*** Input for this task

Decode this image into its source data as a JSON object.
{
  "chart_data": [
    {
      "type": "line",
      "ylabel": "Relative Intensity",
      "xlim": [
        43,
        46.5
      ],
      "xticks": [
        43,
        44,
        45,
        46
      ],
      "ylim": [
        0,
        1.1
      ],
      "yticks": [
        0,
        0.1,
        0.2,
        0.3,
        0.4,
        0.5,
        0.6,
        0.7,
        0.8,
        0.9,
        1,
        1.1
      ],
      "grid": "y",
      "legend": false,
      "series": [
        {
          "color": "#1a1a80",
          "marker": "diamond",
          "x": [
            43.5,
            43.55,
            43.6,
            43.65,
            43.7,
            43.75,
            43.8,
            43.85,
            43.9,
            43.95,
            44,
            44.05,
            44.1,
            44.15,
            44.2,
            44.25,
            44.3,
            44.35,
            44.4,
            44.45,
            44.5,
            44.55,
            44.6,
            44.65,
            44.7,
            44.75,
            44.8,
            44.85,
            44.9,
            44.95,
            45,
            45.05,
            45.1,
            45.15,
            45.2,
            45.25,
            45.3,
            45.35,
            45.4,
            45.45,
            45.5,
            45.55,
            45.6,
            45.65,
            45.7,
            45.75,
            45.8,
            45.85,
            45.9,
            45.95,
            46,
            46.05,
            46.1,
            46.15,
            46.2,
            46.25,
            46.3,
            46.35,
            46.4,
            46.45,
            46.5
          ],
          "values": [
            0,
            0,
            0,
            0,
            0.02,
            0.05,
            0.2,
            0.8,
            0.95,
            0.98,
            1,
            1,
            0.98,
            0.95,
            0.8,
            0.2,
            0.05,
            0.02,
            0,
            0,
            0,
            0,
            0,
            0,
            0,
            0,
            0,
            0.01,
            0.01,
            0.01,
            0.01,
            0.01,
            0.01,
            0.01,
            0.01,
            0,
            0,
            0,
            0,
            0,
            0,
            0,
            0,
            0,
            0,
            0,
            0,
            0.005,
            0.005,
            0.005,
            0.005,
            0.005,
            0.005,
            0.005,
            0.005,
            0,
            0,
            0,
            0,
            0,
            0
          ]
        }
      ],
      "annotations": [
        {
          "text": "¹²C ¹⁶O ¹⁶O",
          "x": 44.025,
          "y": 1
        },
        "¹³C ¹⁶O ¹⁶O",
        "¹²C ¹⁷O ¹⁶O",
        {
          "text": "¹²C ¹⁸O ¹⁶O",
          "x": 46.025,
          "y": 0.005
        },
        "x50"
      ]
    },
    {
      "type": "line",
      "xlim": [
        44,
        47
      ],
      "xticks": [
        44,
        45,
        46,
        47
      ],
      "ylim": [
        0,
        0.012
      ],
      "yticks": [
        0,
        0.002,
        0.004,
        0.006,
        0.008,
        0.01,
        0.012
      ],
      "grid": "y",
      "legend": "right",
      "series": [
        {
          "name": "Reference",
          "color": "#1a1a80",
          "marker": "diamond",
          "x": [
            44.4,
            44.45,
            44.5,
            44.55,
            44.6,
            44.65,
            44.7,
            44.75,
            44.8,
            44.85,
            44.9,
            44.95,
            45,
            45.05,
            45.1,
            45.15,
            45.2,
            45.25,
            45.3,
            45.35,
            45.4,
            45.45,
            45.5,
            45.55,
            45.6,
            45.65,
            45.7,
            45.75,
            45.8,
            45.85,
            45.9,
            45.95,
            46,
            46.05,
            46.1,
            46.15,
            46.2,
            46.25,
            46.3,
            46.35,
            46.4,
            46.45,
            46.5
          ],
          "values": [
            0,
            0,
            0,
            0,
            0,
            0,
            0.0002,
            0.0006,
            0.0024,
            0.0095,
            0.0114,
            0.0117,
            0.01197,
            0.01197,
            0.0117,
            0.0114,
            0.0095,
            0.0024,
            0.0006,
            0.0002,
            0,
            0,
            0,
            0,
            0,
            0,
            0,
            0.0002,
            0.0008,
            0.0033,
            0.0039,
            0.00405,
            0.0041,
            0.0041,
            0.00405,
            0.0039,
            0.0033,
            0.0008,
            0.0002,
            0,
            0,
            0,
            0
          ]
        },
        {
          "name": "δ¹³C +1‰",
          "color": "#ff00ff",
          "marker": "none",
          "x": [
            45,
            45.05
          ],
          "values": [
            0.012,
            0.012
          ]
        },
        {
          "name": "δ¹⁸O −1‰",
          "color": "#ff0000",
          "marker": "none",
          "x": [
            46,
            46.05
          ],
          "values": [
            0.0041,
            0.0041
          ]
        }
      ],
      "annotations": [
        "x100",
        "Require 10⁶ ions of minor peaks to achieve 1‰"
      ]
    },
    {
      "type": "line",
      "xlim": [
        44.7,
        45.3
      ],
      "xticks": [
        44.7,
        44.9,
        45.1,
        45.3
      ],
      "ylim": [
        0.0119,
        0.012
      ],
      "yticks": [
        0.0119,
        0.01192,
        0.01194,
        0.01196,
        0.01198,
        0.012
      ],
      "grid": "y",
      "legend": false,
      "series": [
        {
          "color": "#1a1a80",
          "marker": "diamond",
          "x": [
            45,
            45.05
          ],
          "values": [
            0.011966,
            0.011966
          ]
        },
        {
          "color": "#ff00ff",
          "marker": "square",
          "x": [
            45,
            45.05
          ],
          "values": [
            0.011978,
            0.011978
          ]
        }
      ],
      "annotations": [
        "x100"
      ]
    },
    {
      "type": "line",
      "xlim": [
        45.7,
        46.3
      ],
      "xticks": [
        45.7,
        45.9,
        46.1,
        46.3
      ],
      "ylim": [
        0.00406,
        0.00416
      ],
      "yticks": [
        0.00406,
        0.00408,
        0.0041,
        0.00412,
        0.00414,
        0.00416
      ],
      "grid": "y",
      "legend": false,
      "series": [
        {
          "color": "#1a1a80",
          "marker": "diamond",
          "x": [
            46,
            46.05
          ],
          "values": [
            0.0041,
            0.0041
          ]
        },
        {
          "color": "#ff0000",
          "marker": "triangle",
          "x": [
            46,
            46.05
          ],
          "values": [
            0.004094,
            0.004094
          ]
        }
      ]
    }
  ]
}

******

## [Stated exercise]
Every entry in the listing must be retyped exactly.

## [Completed exercise]
Decode this image into its source data as a JSON object.
{
  "chart_data": [
    {
      "type": "line",
      "ylabel": "Relative Intensity",
      "xlim": [
        43,
        46.5
      ],
      "xticks": [
        43,
        44,
        45,
        46
      ],
      "ylim": [
        0,
        1.1
      ],
      "yticks": [
        0,
        0.1,
        0.2,
        0.3,
        0.4,
        0.5,
        0.6,
        0.7,
        0.8,
        0.9,
        1,
        1.1
      ],
      "grid": "y",
      "legend": false,
      "series": [
        {
          "color": "#1a1a80",
          "marker": "diamond",
          "x": [
            43.5,
            43.55,
            43.6,
            43.65,
            43.7,
            43.75,
            43.8,
            43.85,
            43.9,
            43.95,
            44,
            44.05,
            44.1,
            44.15,
            44.2,
            44.25,
            44.3,
            44.35,
            44.4,
            44.45,
            44.5,
            44.55,
            44.6,
            44.65,
            44.7,
            44.75,
            44.8,
            44.85,
            44.9,
            44.95,
            45,
            45.05,
            45.1,
            45.15,
            45.2,
            45.25,
            45.3,
            45.35,
            45.4,
            45.45,
            45.5,
            45.55,
            45.6,
            45.65,
            45.7,
            45.75,
            45.8,
            45.85,
            45.9,
            45.95,
            46,
            46.05,
            46.1,
            46.15,
            46.2,
            46.25,
            46.3,
            46.35,
            46.4,
            46.45,
            46.5
          ],
          "values": [
            0,
            0,
            0,
            0,
            0.02,
            0.05,
            0.2,
            0.8,
            0.95,
            0.98,
            1,
            1,
            0.98,
            0.95,
            0.8,
            0.2,
            0.05,
            0.02,
            0,
            0,
            0,
            0,
            0,
            0,
            0,
            0,
            0,
            0.01,
            0.01,
            0.01,
            0.01,
            0.01,
            0.01,
            0.01,
            0.01,
            0,
            0,
            0,
            0,
            0,
            0,
            0,
            0,
            0,
            0,
            0,
            0,
            0.005,
            0.005,
            0.005,
            0.005,
            0.005,
            0.005,
            0.005,
            0.005,
            0,
            0,
            0,
            0,
            0,
            0
          ]
        }
      ],
      "annotations": [
        {
          "text": "¹²C ¹⁶O ¹⁶O",
          "x": 44.025,
          "y": 1
        },
        "¹³C ¹⁶O ¹⁶O",
        "¹²C ¹⁷O ¹⁶O",
        {
          "text": "¹²C ¹⁸O ¹⁶O",
          "x": 46.025,
          "y": 0.005
        },
        "x50"
      ]
    },
    {
      "type": "line",
      "xlim": [
        44,
        47
      ],
      "xticks": [
        44,
        45,
        46,
        47
      ],
      "ylim": [
        0,
        0.012
      ],
      "yticks": [
        0,
        0.002,
        0.004,
        0.006,
        0.008,
        0.01,
        0.012
      ],
      "grid": "y",
      "legend": "right",
      "series": [
        {
          "name": "Reference",
          "color": "#1a1a80",
          "marker": "diamond",
          "x": [
            44.4,
            44.45,
            44.5,
            44.55,
            44.6,
            44.65,
            44.7,
            44.75,
            44.8,
            44.85,
            44.9,
            44.95,
            45,
            45.05,
            45.1,
            45.15,
            45.2,
            45.25,
            45.3,
            45.35,
            45.4,
            45.45,
            45.5,
            45.55,
            45.6,
            45.65,
            45.7,
            45.75,
            45.8,
            45.85,
            45.9,
            45.95,
            46,
            46.05,
            46.1,
            46.15,
            46.2,
            46.25,
            46.3,
            46.35,
            46.4,
            46.45,
            46.5
          ],
          "values": [
            0,
            0,
            0,
            0,
            0,
            0,
            0.0002,
            0.0006,
            0.0024,
            0.0095,
            0.0114,
            0.0117,
            0.01197,
            0.01197,
            0.0117,
            0.0114,
            0.0095,
            0.0024,
            0.0006,
            0.0002,
            0,
            0,
            0,
            0,
            0,
            0,
            0,
            0.0002,
            0.0008,
            0.0033,
            0.0039,
            0.00405,
            0.0041,
            0.0041,
            0.00405,
            0.0039,
            0.0033,
            0.0008,
            0.0002,
            0,
            0,
            0,
            0
          ]
        },
        {
          "name": "δ¹³C +1‰",
          "color": "#ff00ff",
          "marker": "none",
          "x": [
            45,
            45.05
          ],
          "values": [
            0.012,
            0.012
          ]
        },
        {
          "name": "δ¹⁸O −1‰",
          "color": "#ff0000",
          "marker": "none",
          "x": [
            46,
            46.05
          ],
          "values": [
            0.0041,
            0.0041
          ]
        }
      ],
      "annotations": [
        "x100",
        "Require 10⁶ ions of minor peaks to achieve 1‰"
      ]
    },
    {
      "type": "line",
      "xlim": [
        44.7,
        45.3
      ],
      "xticks": [
        44.7,
        44.9,
        45.1,
        45.3
      ],
      "ylim": [
        0.0119,
        0.012
      ],
      "yticks": [
        0.0119,
        0.01192,
        0.01194,
        0.01196,
        0.01198,
        0.012
      ],
      "grid": "y",
      "legend": false,
      "series": [
        {
          "color": "#1a1a80",
          "marker": "diamond",
          "x": [
            45,
            45.05
          ],
          "values": [
            0.011966,
            0.011966
          ]
        },
        {
          "color": "#ff00ff",
          "marker": "square",
          "x": [
            45,
            45.05
          ],
          "values": [
            0.011978,
            0.011978
          ]
        }
      ],
      "annotations": [
        "x100"
      ]
    },
    {
      "type": "line",
      "xlim": [
        45.7,
        46.3
      ],
      "xticks": [
        45.7,
        45.9,
        46.1,
        46.3
      ],
      "ylim": [
        0.00406,
        0.00416
      ],
      "yticks": [
        0.00406,
        0.00408,
        0.0041,
        0.00412,
        0.00414,
        0.00416
      ],
      "grid": "y",
      "legend": false,
      "series": [
        {
          "color": "#1a1a80",
          "marker": "diamond",
          "x": [
            46,
            46.05
          ],
          "values": [
            0.0041,
            0.0041
          ]
        },
        {
          "color": "#ff0000",
          "marker": "triangle",
          "x": [
            46,
            46.05
          ],
          "values": [
            0.004094,
            0.004094
          ]
        }
      ]
    }
  ]
}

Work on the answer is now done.